## begin SOURCE MATERIAL

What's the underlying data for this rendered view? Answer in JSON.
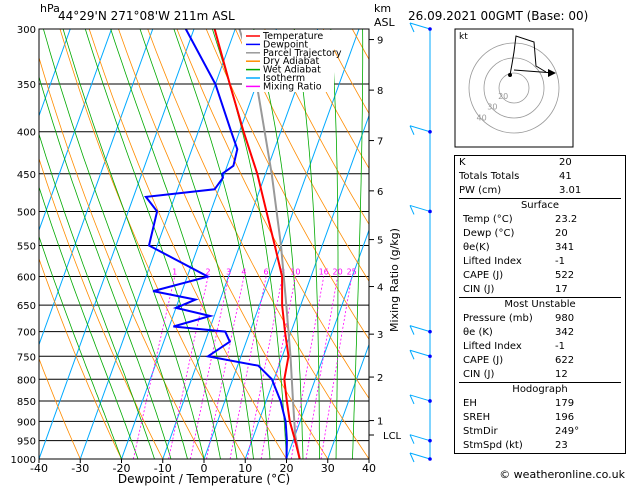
{
  "header": {
    "hpa_label": "hPa",
    "location": "44°29'N  271°08'W  211m  ASL",
    "km_label": "km",
    "asl_label": "ASL",
    "datetime": "26.09.2021  00GMT  (Base: 00)"
  },
  "chart_data": {
    "type": "skewt",
    "xlabel": "Dewpoint / Temperature (°C)",
    "ylabel_right": "Mixing Ratio (g/kg)",
    "pressure_levels": [
      300,
      350,
      400,
      450,
      500,
      550,
      600,
      650,
      700,
      750,
      800,
      850,
      900,
      950,
      1000
    ],
    "temp_ticks": [
      -40,
      -30,
      -20,
      -10,
      0,
      10,
      20,
      30,
      40
    ],
    "km_ticks": [
      {
        "km": "9",
        "p": 309
      },
      {
        "km": "8",
        "p": 356
      },
      {
        "km": "7",
        "p": 410
      },
      {
        "km": "6",
        "p": 472
      },
      {
        "km": "5",
        "p": 541
      },
      {
        "km": "4",
        "p": 617
      },
      {
        "km": "3",
        "p": 705
      },
      {
        "km": "2",
        "p": 795
      },
      {
        "km": "1",
        "p": 898
      }
    ],
    "lcl": {
      "label": "LCL",
      "p": 935
    },
    "mixing_ratio_labels": [
      "1",
      "2",
      "3",
      "4",
      "6",
      "8",
      "10",
      "16",
      "20",
      "25"
    ],
    "mixing_ratio_values": [
      1,
      2,
      3,
      4,
      6,
      8,
      10,
      16,
      20,
      25
    ],
    "legend": [
      {
        "name": "Temperature",
        "color": "#ff0000"
      },
      {
        "name": "Dewpoint",
        "color": "#0000ff"
      },
      {
        "name": "Parcel Trajectory",
        "color": "#999999"
      },
      {
        "name": "Dry Adiabat",
        "color": "#ff8c00"
      },
      {
        "name": "Wet Adiabat",
        "color": "#00aa00"
      },
      {
        "name": "Isotherm",
        "color": "#00aaff"
      },
      {
        "name": "Mixing Ratio",
        "color": "#ff00ff"
      }
    ],
    "temperature": [
      {
        "p": 1000,
        "t": 23.2
      },
      {
        "p": 950,
        "t": 20.5
      },
      {
        "p": 900,
        "t": 17.5
      },
      {
        "p": 850,
        "t": 15.0
      },
      {
        "p": 800,
        "t": 12.5
      },
      {
        "p": 750,
        "t": 11.5
      },
      {
        "p": 700,
        "t": 8.5
      },
      {
        "p": 650,
        "t": 5.5
      },
      {
        "p": 600,
        "t": 3.0
      },
      {
        "p": 550,
        "t": -1.5
      },
      {
        "p": 500,
        "t": -6.5
      },
      {
        "p": 450,
        "t": -12.0
      },
      {
        "p": 400,
        "t": -19.0
      },
      {
        "p": 350,
        "t": -26.5
      },
      {
        "p": 300,
        "t": -35.0
      }
    ],
    "dewpoint": [
      {
        "p": 1000,
        "t": 20
      },
      {
        "p": 950,
        "t": 18.5
      },
      {
        "p": 900,
        "t": 16.5
      },
      {
        "p": 850,
        "t": 13.5
      },
      {
        "p": 800,
        "t": 9.5
      },
      {
        "p": 770,
        "t": 5.0
      },
      {
        "p": 750,
        "t": -8.0
      },
      {
        "p": 720,
        "t": -4.0
      },
      {
        "p": 700,
        "t": -6.0
      },
      {
        "p": 690,
        "t": -19.0
      },
      {
        "p": 670,
        "t": -11.0
      },
      {
        "p": 655,
        "t": -20.0
      },
      {
        "p": 640,
        "t": -16.0
      },
      {
        "p": 625,
        "t": -27.0
      },
      {
        "p": 600,
        "t": -15.0
      },
      {
        "p": 550,
        "t": -32.0
      },
      {
        "p": 500,
        "t": -33.0
      },
      {
        "p": 480,
        "t": -37.0
      },
      {
        "p": 470,
        "t": -21.0
      },
      {
        "p": 455,
        "t": -20.0
      },
      {
        "p": 450,
        "t": -20.5
      },
      {
        "p": 440,
        "t": -18.5
      },
      {
        "p": 420,
        "t": -19.0
      },
      {
        "p": 400,
        "t": -22.0
      },
      {
        "p": 350,
        "t": -30.0
      },
      {
        "p": 300,
        "t": -42.0
      }
    ],
    "parcel": [
      {
        "p": 1000,
        "t": 23.2
      },
      {
        "p": 935,
        "t": 20.0
      },
      {
        "p": 850,
        "t": 16.5
      },
      {
        "p": 750,
        "t": 12.0
      },
      {
        "p": 650,
        "t": 6.5
      },
      {
        "p": 550,
        "t": 0.0
      },
      {
        "p": 450,
        "t": -8.5
      },
      {
        "p": 350,
        "t": -20.0
      },
      {
        "p": 300,
        "t": -29.0
      }
    ],
    "wind_barbs_p": [
      300,
      400,
      500,
      700,
      750,
      850,
      950,
      1000
    ]
  },
  "hodograph": {
    "unit_label": "kt",
    "ring_labels": [
      "40",
      "30",
      "20"
    ]
  },
  "indices": [
    {
      "label": "K",
      "value": "20"
    },
    {
      "label": "Totals Totals",
      "value": "41"
    },
    {
      "label": "PW (cm)",
      "value": "3.01"
    }
  ],
  "surface": {
    "title": "Surface",
    "rows": [
      {
        "label": "Temp (°C)",
        "value": "23.2"
      },
      {
        "label": "Dewp (°C)",
        "value": "20"
      },
      {
        "label": "θe(K)",
        "value": "341"
      },
      {
        "label": "Lifted Index",
        "value": "-1"
      },
      {
        "label": "CAPE (J)",
        "value": "522"
      },
      {
        "label": "CIN (J)",
        "value": "17"
      }
    ]
  },
  "most_unstable": {
    "title": "Most Unstable",
    "rows": [
      {
        "label": "Pressure (mb)",
        "value": "980"
      },
      {
        "label": "θe (K)",
        "value": "342"
      },
      {
        "label": "Lifted Index",
        "value": "-1"
      },
      {
        "label": "CAPE (J)",
        "value": "622"
      },
      {
        "label": "CIN (J)",
        "value": "12"
      }
    ]
  },
  "hodograph_table": {
    "title": "Hodograph",
    "rows": [
      {
        "label": "EH",
        "value": "179"
      },
      {
        "label": "SREH",
        "value": "196"
      },
      {
        "label": "StmDir",
        "value": "249°"
      },
      {
        "label": "StmSpd (kt)",
        "value": "23"
      }
    ]
  },
  "footer": "© weatheronline.co.uk"
}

## end SOURCE MATERIAL

## YOUR OBJECTIVE
Send back the data above word for word, with the pictures left out.

## RESPONSE TO THE EXERCISE
What's the underlying data for this rendered view? Answer in JSON.
{
  "header": {
    "hpa_label": "hPa",
    "location": "44°29'N  271°08'W  211m  ASL",
    "km_label": "km",
    "asl_label": "ASL",
    "datetime": "26.09.2021  00GMT  (Base: 00)"
  },
  "chart_data": {
    "type": "skewt",
    "xlabel": "Dewpoint / Temperature (°C)",
    "ylabel_right": "Mixing Ratio (g/kg)",
    "pressure_levels": [
      300,
      350,
      400,
      450,
      500,
      550,
      600,
      650,
      700,
      750,
      800,
      850,
      900,
      950,
      1000
    ],
    "temp_ticks": [
      -40,
      -30,
      -20,
      -10,
      0,
      10,
      20,
      30,
      40
    ],
    "km_ticks": [
      {
        "km": "9",
        "p": 309
      },
      {
        "km": "8",
        "p": 356
      },
      {
        "km": "7",
        "p": 410
      },
      {
        "km": "6",
        "p": 472
      },
      {
        "km": "5",
        "p": 541
      },
      {
        "km": "4",
        "p": 617
      },
      {
        "km": "3",
        "p": 705
      },
      {
        "km": "2",
        "p": 795
      },
      {
        "km": "1",
        "p": 898
      }
    ],
    "lcl": {
      "label": "LCL",
      "p": 935
    },
    "mixing_ratio_labels": [
      "1",
      "2",
      "3",
      "4",
      "6",
      "8",
      "10",
      "16",
      "20",
      "25"
    ],
    "mixing_ratio_values": [
      1,
      2,
      3,
      4,
      6,
      8,
      10,
      16,
      20,
      25
    ],
    "legend": [
      {
        "name": "Temperature",
        "color": "#ff0000"
      },
      {
        "name": "Dewpoint",
        "color": "#0000ff"
      },
      {
        "name": "Parcel Trajectory",
        "color": "#999999"
      },
      {
        "name": "Dry Adiabat",
        "color": "#ff8c00"
      },
      {
        "name": "Wet Adiabat",
        "color": "#00aa00"
      },
      {
        "name": "Isotherm",
        "color": "#00aaff"
      },
      {
        "name": "Mixing Ratio",
        "color": "#ff00ff"
      }
    ],
    "temperature": [
      {
        "p": 1000,
        "t": 23.2
      },
      {
        "p": 950,
        "t": 20.5
      },
      {
        "p": 900,
        "t": 17.5
      },
      {
        "p": 850,
        "t": 15.0
      },
      {
        "p": 800,
        "t": 12.5
      },
      {
        "p": 750,
        "t": 11.5
      },
      {
        "p": 700,
        "t": 8.5
      },
      {
        "p": 650,
        "t": 5.5
      },
      {
        "p": 600,
        "t": 3.0
      },
      {
        "p": 550,
        "t": -1.5
      },
      {
        "p": 500,
        "t": -6.5
      },
      {
        "p": 450,
        "t": -12.0
      },
      {
        "p": 400,
        "t": -19.0
      },
      {
        "p": 350,
        "t": -26.5
      },
      {
        "p": 300,
        "t": -35.0
      }
    ],
    "dewpoint": [
      {
        "p": 1000,
        "t": 20
      },
      {
        "p": 950,
        "t": 18.5
      },
      {
        "p": 900,
        "t": 16.5
      },
      {
        "p": 850,
        "t": 13.5
      },
      {
        "p": 800,
        "t": 9.5
      },
      {
        "p": 770,
        "t": 5.0
      },
      {
        "p": 750,
        "t": -8.0
      },
      {
        "p": 720,
        "t": -4.0
      },
      {
        "p": 700,
        "t": -6.0
      },
      {
        "p": 690,
        "t": -19.0
      },
      {
        "p": 670,
        "t": -11.0
      },
      {
        "p": 655,
        "t": -20.0
      },
      {
        "p": 640,
        "t": -16.0
      },
      {
        "p": 625,
        "t": -27.0
      },
      {
        "p": 600,
        "t": -15.0
      },
      {
        "p": 550,
        "t": -32.0
      },
      {
        "p": 500,
        "t": -33.0
      },
      {
        "p": 480,
        "t": -37.0
      },
      {
        "p": 470,
        "t": -21.0
      },
      {
        "p": 455,
        "t": -20.0
      },
      {
        "p": 450,
        "t": -20.5
      },
      {
        "p": 440,
        "t": -18.5
      },
      {
        "p": 420,
        "t": -19.0
      },
      {
        "p": 400,
        "t": -22.0
      },
      {
        "p": 350,
        "t": -30.0
      },
      {
        "p": 300,
        "t": -42.0
      }
    ],
    "parcel": [
      {
        "p": 1000,
        "t": 23.2
      },
      {
        "p": 935,
        "t": 20.0
      },
      {
        "p": 850,
        "t": 16.5
      },
      {
        "p": 750,
        "t": 12.0
      },
      {
        "p": 650,
        "t": 6.5
      },
      {
        "p": 550,
        "t": 0.0
      },
      {
        "p": 450,
        "t": -8.5
      },
      {
        "p": 350,
        "t": -20.0
      },
      {
        "p": 300,
        "t": -29.0
      }
    ],
    "wind_barbs_p": [
      300,
      400,
      500,
      700,
      750,
      850,
      950,
      1000
    ]
  },
  "hodograph": {
    "unit_label": "kt",
    "ring_labels": [
      "40",
      "30",
      "20"
    ]
  },
  "indices": [
    {
      "label": "K",
      "value": "20"
    },
    {
      "label": "Totals Totals",
      "value": "41"
    },
    {
      "label": "PW (cm)",
      "value": "3.01"
    }
  ],
  "surface": {
    "title": "Surface",
    "rows": [
      {
        "label": "Temp (°C)",
        "value": "23.2"
      },
      {
        "label": "Dewp (°C)",
        "value": "20"
      },
      {
        "label": "θe(K)",
        "value": "341"
      },
      {
        "label": "Lifted Index",
        "value": "-1"
      },
      {
        "label": "CAPE (J)",
        "value": "522"
      },
      {
        "label": "CIN (J)",
        "value": "17"
      }
    ]
  },
  "most_unstable": {
    "title": "Most Unstable",
    "rows": [
      {
        "label": "Pressure (mb)",
        "value": "980"
      },
      {
        "label": "θe (K)",
        "value": "342"
      },
      {
        "label": "Lifted Index",
        "value": "-1"
      },
      {
        "label": "CAPE (J)",
        "value": "622"
      },
      {
        "label": "CIN (J)",
        "value": "12"
      }
    ]
  },
  "hodograph_table": {
    "title": "Hodograph",
    "rows": [
      {
        "label": "EH",
        "value": "179"
      },
      {
        "label": "SREH",
        "value": "196"
      },
      {
        "label": "StmDir",
        "value": "249°"
      },
      {
        "label": "StmSpd (kt)",
        "value": "23"
      }
    ]
  },
  "footer": "© weatheronline.co.uk"
}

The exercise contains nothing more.